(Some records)
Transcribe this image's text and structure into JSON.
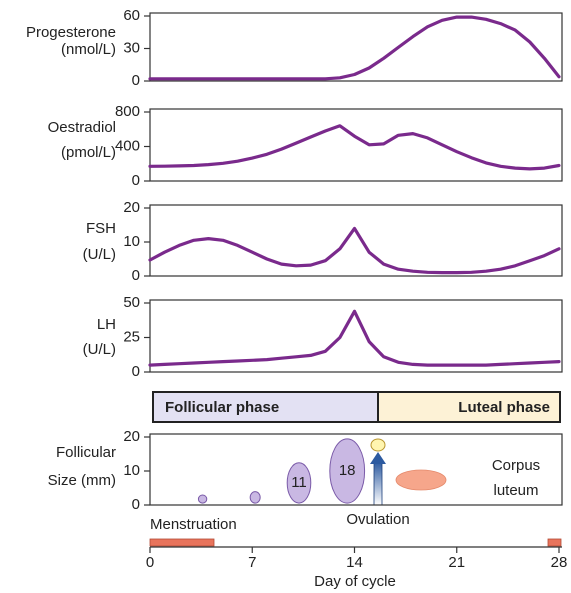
{
  "chart_data": [
    {
      "type": "line",
      "ylabel": [
        "Progesterone",
        "(nmol/L)"
      ],
      "color": "#7a2a8c",
      "xlim": [
        0,
        28
      ],
      "ylim": [
        0,
        60
      ],
      "yticks": [
        0,
        30,
        60
      ],
      "x": [
        0,
        1,
        2,
        3,
        4,
        5,
        6,
        7,
        8,
        9,
        10,
        11,
        12,
        13,
        14,
        15,
        16,
        17,
        18,
        19,
        20,
        21,
        22,
        23,
        24,
        25,
        26,
        27,
        28
      ],
      "values": [
        2,
        2,
        2,
        2,
        2,
        2,
        2,
        2,
        2,
        2,
        2,
        2,
        2,
        3,
        6,
        12,
        21,
        31,
        41,
        50,
        56,
        59,
        59,
        57,
        53,
        47,
        36,
        21,
        4
      ]
    },
    {
      "type": "line",
      "ylabel": [
        "Oestradiol",
        "(pmol/L)"
      ],
      "color": "#7a2a8c",
      "xlim": [
        0,
        28
      ],
      "ylim": [
        0,
        800
      ],
      "yticks": [
        0,
        400,
        800
      ],
      "x": [
        0,
        1,
        2,
        3,
        4,
        5,
        6,
        7,
        8,
        9,
        10,
        11,
        12,
        13,
        14,
        15,
        16,
        17,
        18,
        19,
        20,
        21,
        22,
        23,
        24,
        25,
        26,
        27,
        28
      ],
      "values": [
        170,
        172,
        175,
        180,
        190,
        205,
        230,
        265,
        310,
        370,
        440,
        510,
        580,
        640,
        520,
        420,
        430,
        530,
        550,
        500,
        420,
        340,
        270,
        210,
        170,
        150,
        140,
        150,
        180
      ]
    },
    {
      "type": "line",
      "ylabel": [
        "FSH",
        "(U/L)"
      ],
      "color": "#7a2a8c",
      "xlim": [
        0,
        28
      ],
      "ylim": [
        0,
        20
      ],
      "yticks": [
        0,
        10,
        20
      ],
      "x": [
        0,
        1,
        2,
        3,
        4,
        5,
        6,
        7,
        8,
        9,
        10,
        11,
        12,
        13,
        14,
        15,
        16,
        17,
        18,
        19,
        20,
        21,
        22,
        23,
        24,
        25,
        26,
        27,
        28
      ],
      "values": [
        4.7,
        7,
        9,
        10.5,
        11,
        10.5,
        9,
        7,
        5,
        3.5,
        3,
        3.2,
        4.5,
        8,
        14,
        7,
        3.5,
        2,
        1.4,
        1.1,
        1,
        1,
        1.1,
        1.4,
        2,
        3,
        4.5,
        6,
        8
      ]
    },
    {
      "type": "line",
      "ylabel": [
        "LH",
        "(U/L)"
      ],
      "color": "#7a2a8c",
      "xlim": [
        0,
        28
      ],
      "ylim": [
        0,
        50
      ],
      "yticks": [
        0,
        25,
        50
      ],
      "x": [
        0,
        1,
        2,
        3,
        4,
        5,
        6,
        7,
        8,
        9,
        10,
        11,
        12,
        13,
        14,
        15,
        16,
        17,
        18,
        19,
        20,
        21,
        22,
        23,
        24,
        25,
        26,
        27,
        28
      ],
      "values": [
        5,
        5.5,
        6,
        6.5,
        7,
        7.5,
        8,
        8.5,
        9,
        10,
        11,
        12,
        15,
        25,
        44,
        22,
        11,
        7,
        5.5,
        5,
        5,
        5,
        5,
        5,
        5.5,
        6,
        6.5,
        7,
        7.5
      ]
    },
    {
      "type": "bubble",
      "ylabel": [
        "Follicular",
        "Size (mm)"
      ],
      "color": "#c9b8e3",
      "xlim": [
        0,
        28
      ],
      "xticks": [
        0,
        7,
        14,
        21,
        28
      ],
      "xlabel": "Day of cycle",
      "ylim": [
        0,
        20
      ],
      "yticks": [
        0,
        10,
        20
      ],
      "x": [
        3.6,
        7.2,
        10.2,
        13.5
      ],
      "values": [
        1.5,
        2.5,
        11,
        18
      ],
      "labeled": [
        false,
        false,
        true,
        true
      ]
    }
  ],
  "phases": [
    "Follicular phase",
    "Luteal phase"
  ],
  "annotations": {
    "ovulation": "Ovulation",
    "corpus_luteum": [
      "Corpus",
      "luteum"
    ],
    "menstruation": "Menstruation"
  }
}
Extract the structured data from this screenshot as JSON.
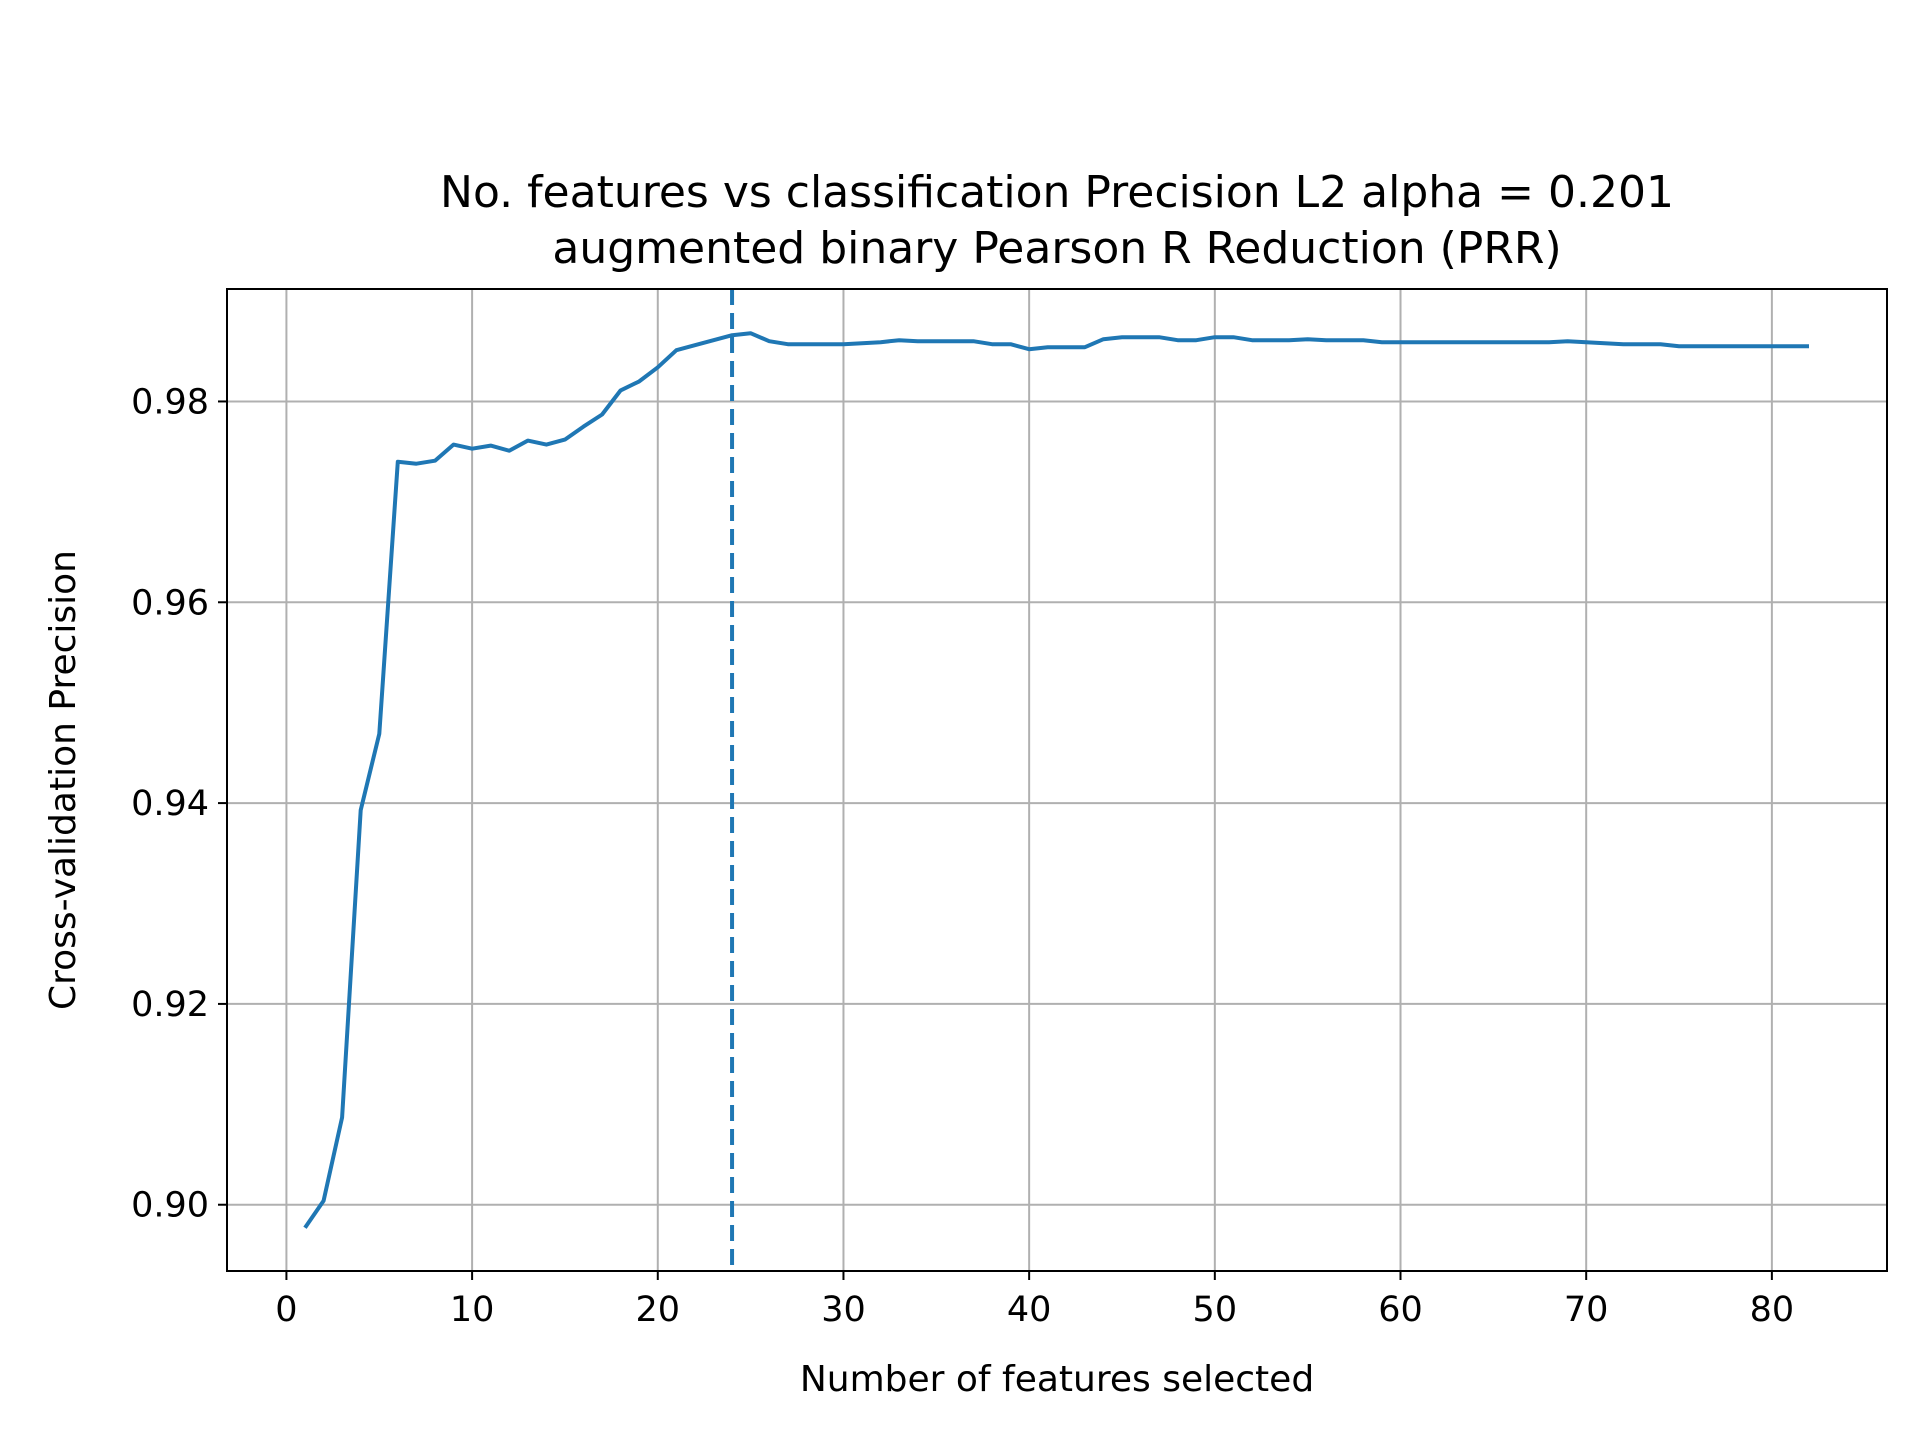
{
  "chart_data": {
    "type": "line",
    "title_lines": [
      "No. features vs classification Precision L2 alpha = 0.201",
      "augmented binary Pearson R Reduction (PRR)"
    ],
    "xlabel": "Number of features selected",
    "ylabel": "Cross-validation Precision",
    "xlim": [
      -3.2,
      86.2
    ],
    "ylim": [
      0.8934,
      0.9912
    ],
    "xticks": [
      0,
      10,
      20,
      30,
      40,
      50,
      60,
      70,
      80
    ],
    "xtick_labels": [
      "0",
      "10",
      "20",
      "30",
      "40",
      "50",
      "60",
      "70",
      "80"
    ],
    "yticks": [
      0.9,
      0.92,
      0.94,
      0.96,
      0.98
    ],
    "ytick_labels": [
      "0.90",
      "0.92",
      "0.94",
      "0.96",
      "0.98"
    ],
    "grid": true,
    "series": [
      {
        "x": [
          1,
          2,
          3,
          4,
          5,
          6,
          7,
          8,
          9,
          10,
          11,
          12,
          13,
          14,
          15,
          16,
          17,
          18,
          19,
          20,
          21,
          22,
          23,
          24,
          25,
          26,
          27,
          28,
          29,
          30,
          31,
          32,
          33,
          34,
          35,
          36,
          37,
          38,
          39,
          40,
          41,
          42,
          43,
          44,
          45,
          46,
          47,
          48,
          49,
          50,
          51,
          52,
          53,
          54,
          55,
          56,
          57,
          58,
          59,
          60,
          61,
          62,
          63,
          64,
          65,
          66,
          67,
          68,
          69,
          70,
          71,
          72,
          73,
          74,
          75,
          76,
          77,
          78,
          79,
          80,
          81,
          82
        ],
        "y": [
          0.8977,
          0.9004,
          0.9087,
          0.9393,
          0.9469,
          0.974,
          0.9738,
          0.9741,
          0.9757,
          0.9753,
          0.9756,
          0.9751,
          0.9761,
          0.9757,
          0.9762,
          0.9775,
          0.9787,
          0.9811,
          0.982,
          0.9834,
          0.9851,
          0.9856,
          0.9861,
          0.9866,
          0.9868,
          0.986,
          0.9857,
          0.9857,
          0.9857,
          0.9857,
          0.9858,
          0.9859,
          0.9861,
          0.986,
          0.986,
          0.986,
          0.986,
          0.9857,
          0.9857,
          0.9852,
          0.9854,
          0.9854,
          0.9854,
          0.9862,
          0.9864,
          0.9864,
          0.9864,
          0.9861,
          0.9861,
          0.9864,
          0.9864,
          0.9861,
          0.9861,
          0.9861,
          0.9862,
          0.9861,
          0.9861,
          0.9861,
          0.9859,
          0.9859,
          0.9859,
          0.9859,
          0.9859,
          0.9859,
          0.9859,
          0.9859,
          0.9859,
          0.9859,
          0.986,
          0.9859,
          0.9858,
          0.9857,
          0.9857,
          0.9857,
          0.9855,
          0.9855,
          0.9855,
          0.9855,
          0.9855,
          0.9855,
          0.9855,
          0.9855
        ]
      }
    ],
    "vline": {
      "x": 24,
      "style": "dashed"
    },
    "colors": {
      "line": "#1f77b4",
      "grid": "#b0b0b0"
    }
  }
}
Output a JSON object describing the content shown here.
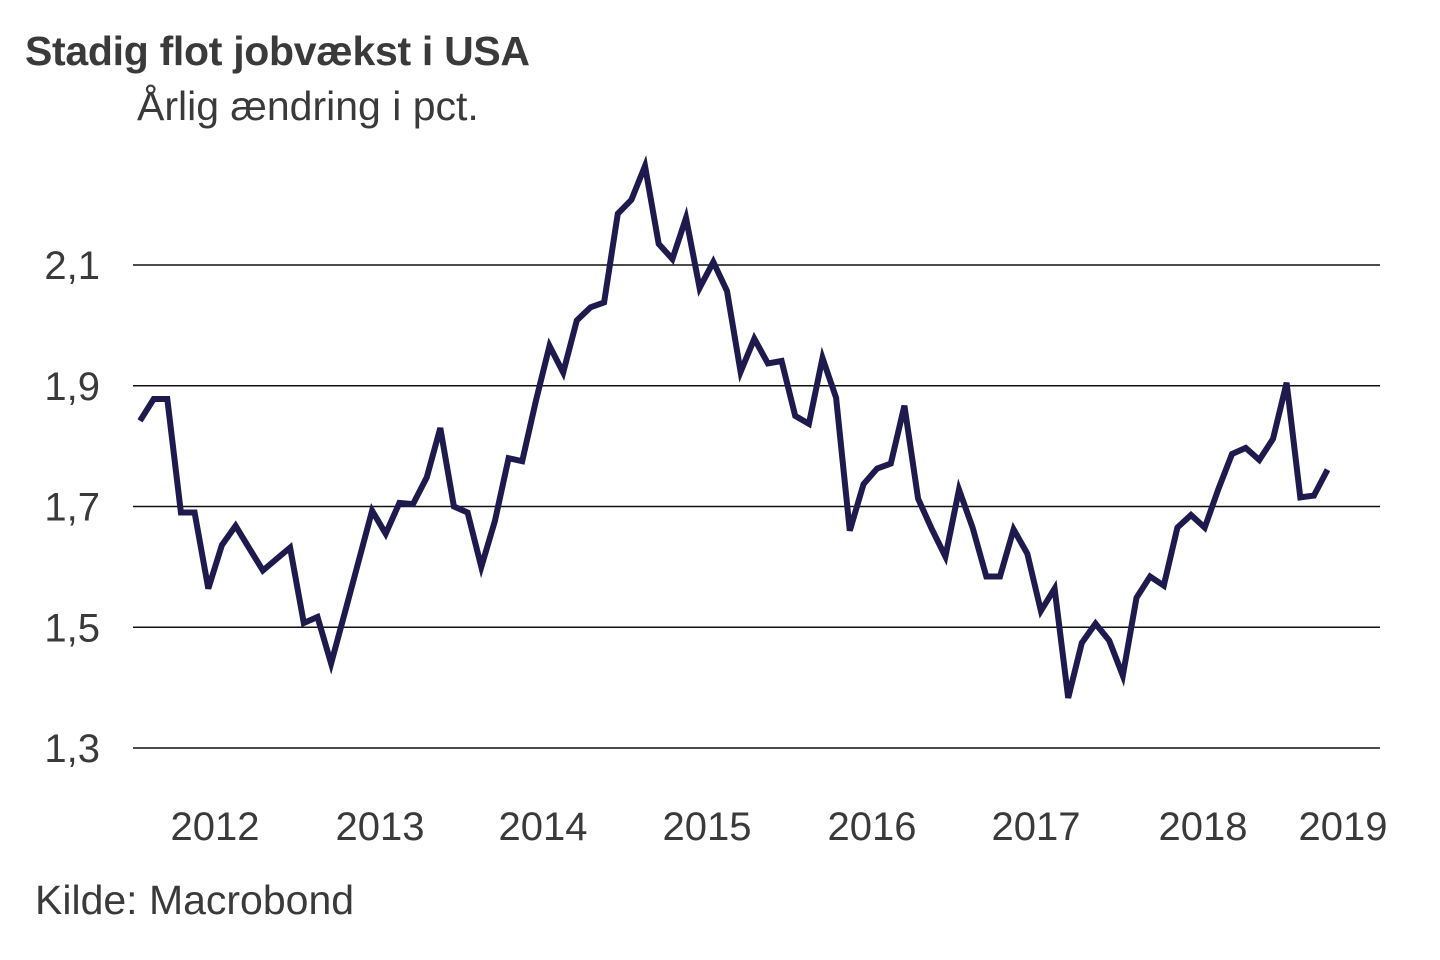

> [The request]:
Set down the complete material exactly, but do not include the images.

> [Exercise solution]:
Transcribe this image's text and structure into JSON.
{
  "chart_data": [
    {
      "type": "line",
      "ylabel": [
        "Progesterone",
        "(nmol/L)"
      ],
      "color": "#7a2a8c",
      "xlim": [
        0,
        28
      ],
      "ylim": [
        0,
        60
      ],
      "yticks": [
        0,
        30,
        60
      ],
      "x": [
        0,
        1,
        2,
        3,
        4,
        5,
        6,
        7,
        8,
        9,
        10,
        11,
        12,
        13,
        14,
        15,
        16,
        17,
        18,
        19,
        20,
        21,
        22,
        23,
        24,
        25,
        26,
        27,
        28
      ],
      "values": [
        2,
        2,
        2,
        2,
        2,
        2,
        2,
        2,
        2,
        2,
        2,
        2,
        2,
        3,
        6,
        12,
        21,
        31,
        41,
        50,
        56,
        59,
        59,
        57,
        53,
        47,
        36,
        21,
        4
      ]
    },
    {
      "type": "line",
      "ylabel": [
        "Oestradiol",
        "(pmol/L)"
      ],
      "color": "#7a2a8c",
      "xlim": [
        0,
        28
      ],
      "ylim": [
        0,
        800
      ],
      "yticks": [
        0,
        400,
        800
      ],
      "x": [
        0,
        1,
        2,
        3,
        4,
        5,
        6,
        7,
        8,
        9,
        10,
        11,
        12,
        13,
        14,
        15,
        16,
        17,
        18,
        19,
        20,
        21,
        22,
        23,
        24,
        25,
        26,
        27,
        28
      ],
      "values": [
        170,
        172,
        175,
        180,
        190,
        205,
        230,
        265,
        310,
        370,
        440,
        510,
        580,
        640,
        520,
        420,
        430,
        530,
        550,
        500,
        420,
        340,
        270,
        210,
        170,
        150,
        140,
        150,
        180
      ]
    },
    {
      "type": "line",
      "ylabel": [
        "FSH",
        "(U/L)"
      ],
      "color": "#7a2a8c",
      "xlim": [
        0,
        28
      ],
      "ylim": [
        0,
        20
      ],
      "yticks": [
        0,
        10,
        20
      ],
      "x": [
        0,
        1,
        2,
        3,
        4,
        5,
        6,
        7,
        8,
        9,
        10,
        11,
        12,
        13,
        14,
        15,
        16,
        17,
        18,
        19,
        20,
        21,
        22,
        23,
        24,
        25,
        26,
        27,
        28
      ],
      "values": [
        4.7,
        7,
        9,
        10.5,
        11,
        10.5,
        9,
        7,
        5,
        3.5,
        3,
        3.2,
        4.5,
        8,
        14,
        7,
        3.5,
        2,
        1.4,
        1.1,
        1,
        1,
        1.1,
        1.4,
        2,
        3,
        4.5,
        6,
        8
      ]
    },
    {
      "type": "line",
      "ylabel": [
        "LH",
        "(U/L)"
      ],
      "color": "#7a2a8c",
      "xlim": [
        0,
        28
      ],
      "ylim": [
        0,
        50
      ],
      "yticks": [
        0,
        25,
        50
      ],
      "x": [
        0,
        1,
        2,
        3,
        4,
        5,
        6,
        7,
        8,
        9,
        10,
        11,
        12,
        13,
        14,
        15,
        16,
        17,
        18,
        19,
        20,
        21,
        22,
        23,
        24,
        25,
        26,
        27,
        28
      ],
      "values": [
        5,
        5.5,
        6,
        6.5,
        7,
        7.5,
        8,
        8.5,
        9,
        10,
        11,
        12,
        15,
        25,
        44,
        22,
        11,
        7,
        5.5,
        5,
        5,
        5,
        5,
        5,
        5.5,
        6,
        6.5,
        7,
        7.5
      ]
    },
    {
      "type": "bubble",
      "ylabel": [
        "Follicular",
        "Size (mm)"
      ],
      "color": "#c9b8e3",
      "xlim": [
        0,
        28
      ],
      "xticks": [
        0,
        7,
        14,
        21,
        28
      ],
      "xlabel": "Day of cycle",
      "ylim": [
        0,
        20
      ],
      "yticks": [
        0,
        10,
        20
      ],
      "x": [
        3.6,
        7.2,
        10.2,
        13.5
      ],
      "values": [
        1.5,
        2.5,
        11,
        18
      ],
      "labeled": [
        false,
        false,
        true,
        true
      ]
    }
  ],
  "phases": [
    "Follicular phase",
    "Luteal phase"
  ],
  "annotations": {
    "ovulation": "Ovulation",
    "corpus_luteum": [
      "Corpus",
      "luteum"
    ],
    "menstruation": "Menstruation"
  }
}
Extract the structured data from this screenshot as JSON.
{
  "chart_data": {
    "type": "line",
    "title_lines": [
      "No. features vs classification Precision L2 alpha = 0.201",
      "augmented binary Pearson R Reduction (PRR)"
    ],
    "xlabel": "Number of features selected",
    "ylabel": "Cross-validation Precision",
    "xlim": [
      -3.2,
      86.2
    ],
    "ylim": [
      0.8934,
      0.9912
    ],
    "xticks": [
      0,
      10,
      20,
      30,
      40,
      50,
      60,
      70,
      80
    ],
    "xtick_labels": [
      "0",
      "10",
      "20",
      "30",
      "40",
      "50",
      "60",
      "70",
      "80"
    ],
    "yticks": [
      0.9,
      0.92,
      0.94,
      0.96,
      0.98
    ],
    "ytick_labels": [
      "0.90",
      "0.92",
      "0.94",
      "0.96",
      "0.98"
    ],
    "grid": true,
    "series": [
      {
        "x": [
          1,
          2,
          3,
          4,
          5,
          6,
          7,
          8,
          9,
          10,
          11,
          12,
          13,
          14,
          15,
          16,
          17,
          18,
          19,
          20,
          21,
          22,
          23,
          24,
          25,
          26,
          27,
          28,
          29,
          30,
          31,
          32,
          33,
          34,
          35,
          36,
          37,
          38,
          39,
          40,
          41,
          42,
          43,
          44,
          45,
          46,
          47,
          48,
          49,
          50,
          51,
          52,
          53,
          54,
          55,
          56,
          57,
          58,
          59,
          60,
          61,
          62,
          63,
          64,
          65,
          66,
          67,
          68,
          69,
          70,
          71,
          72,
          73,
          74,
          75,
          76,
          77,
          78,
          79,
          80,
          81,
          82
        ],
        "y": [
          0.8977,
          0.9004,
          0.9087,
          0.9393,
          0.9469,
          0.974,
          0.9738,
          0.9741,
          0.9757,
          0.9753,
          0.9756,
          0.9751,
          0.9761,
          0.9757,
          0.9762,
          0.9775,
          0.9787,
          0.9811,
          0.982,
          0.9834,
          0.9851,
          0.9856,
          0.9861,
          0.9866,
          0.9868,
          0.986,
          0.9857,
          0.9857,
          0.9857,
          0.9857,
          0.9858,
          0.9859,
          0.9861,
          0.986,
          0.986,
          0.986,
          0.986,
          0.9857,
          0.9857,
          0.9852,
          0.9854,
          0.9854,
          0.9854,
          0.9862,
          0.9864,
          0.9864,
          0.9864,
          0.9861,
          0.9861,
          0.9864,
          0.9864,
          0.9861,
          0.9861,
          0.9861,
          0.9862,
          0.9861,
          0.9861,
          0.9861,
          0.9859,
          0.9859,
          0.9859,
          0.9859,
          0.9859,
          0.9859,
          0.9859,
          0.9859,
          0.9859,
          0.9859,
          0.986,
          0.9859,
          0.9858,
          0.9857,
          0.9857,
          0.9857,
          0.9855,
          0.9855,
          0.9855,
          0.9855,
          0.9855,
          0.9855,
          0.9855,
          0.9855
        ]
      }
    ],
    "vline": {
      "x": 24,
      "style": "dashed"
    },
    "colors": {
      "line": "#1f77b4",
      "grid": "#b0b0b0"
    }
  }
}
Output a JSON object describing the content shown here.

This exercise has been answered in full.